[begin DATASET EXTRACT]
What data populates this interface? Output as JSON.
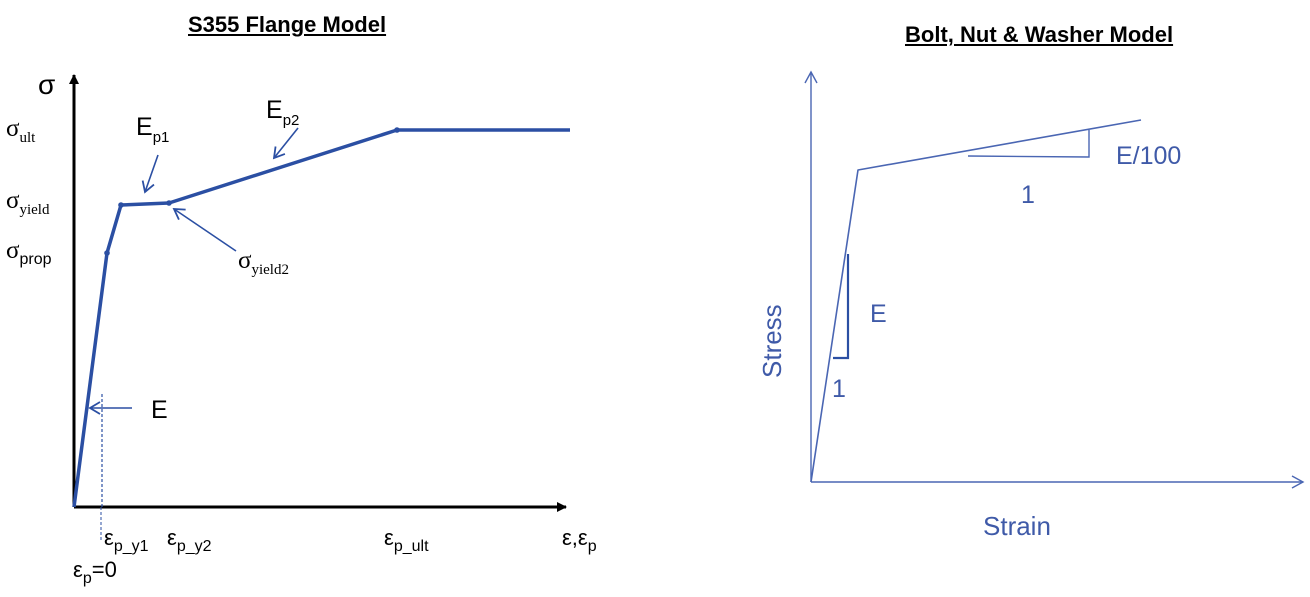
{
  "left_panel": {
    "title": "S355 Flange Model",
    "labels": {
      "sigma": "σ",
      "sigma_ult": "σ",
      "sigma_ult_sub": "ult",
      "sigma_yield": "σ",
      "sigma_yield_sub": "yield",
      "sigma_prop": "σ",
      "sigma_prop_sub": "prop",
      "sigma_yield2": "σ",
      "sigma_yield2_sub": "yield2",
      "ep1": "E",
      "ep1_sub": "p1",
      "ep2": "E",
      "ep2_sub": "p2",
      "e_label": "E",
      "eps_py1": "ε",
      "eps_py1_sub": "p_y1",
      "eps_py2": "ε",
      "eps_py2_sub": "p_y2",
      "eps_pult": "ε",
      "eps_pult_sub": "p_ult",
      "eps_axis": "ε,ε",
      "eps_axis_sub": "p",
      "eps_p0": "ε",
      "eps_p0_sub": "p",
      "eps_p0_tail": "=0"
    }
  },
  "right_panel": {
    "title": "Bolt, Nut & Washer Model",
    "labels": {
      "stress": "Stress",
      "strain": "Strain",
      "e": "E",
      "one_e": "1",
      "e100": "E/100",
      "one_e100": "1"
    }
  },
  "colors": {
    "curve": "#2b4fa3",
    "arrow": "#2b4fa3",
    "axis": "#000000",
    "right_line": "#4a66b3",
    "right_text": "#3f5aa8"
  }
}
[end DATASET EXTRACT]
Repeat the records above exactly, leaving out any pictures they contain.

What data populates this interface? Output as JSON.
{
  "left_panel": {
    "title": "S355 Flange Model",
    "labels": {
      "sigma": "σ",
      "sigma_ult": "σ",
      "sigma_ult_sub": "ult",
      "sigma_yield": "σ",
      "sigma_yield_sub": "yield",
      "sigma_prop": "σ",
      "sigma_prop_sub": "prop",
      "sigma_yield2": "σ",
      "sigma_yield2_sub": "yield2",
      "ep1": "E",
      "ep1_sub": "p1",
      "ep2": "E",
      "ep2_sub": "p2",
      "e_label": "E",
      "eps_py1": "ε",
      "eps_py1_sub": "p_y1",
      "eps_py2": "ε",
      "eps_py2_sub": "p_y2",
      "eps_pult": "ε",
      "eps_pult_sub": "p_ult",
      "eps_axis": "ε,ε",
      "eps_axis_sub": "p",
      "eps_p0": "ε",
      "eps_p0_sub": "p",
      "eps_p0_tail": "=0"
    }
  },
  "right_panel": {
    "title": "Bolt, Nut & Washer Model",
    "labels": {
      "stress": "Stress",
      "strain": "Strain",
      "e": "E",
      "one_e": "1",
      "e100": "E/100",
      "one_e100": "1"
    }
  },
  "colors": {
    "curve": "#2b4fa3",
    "arrow": "#2b4fa3",
    "axis": "#000000",
    "right_line": "#4a66b3",
    "right_text": "#3f5aa8"
  }
}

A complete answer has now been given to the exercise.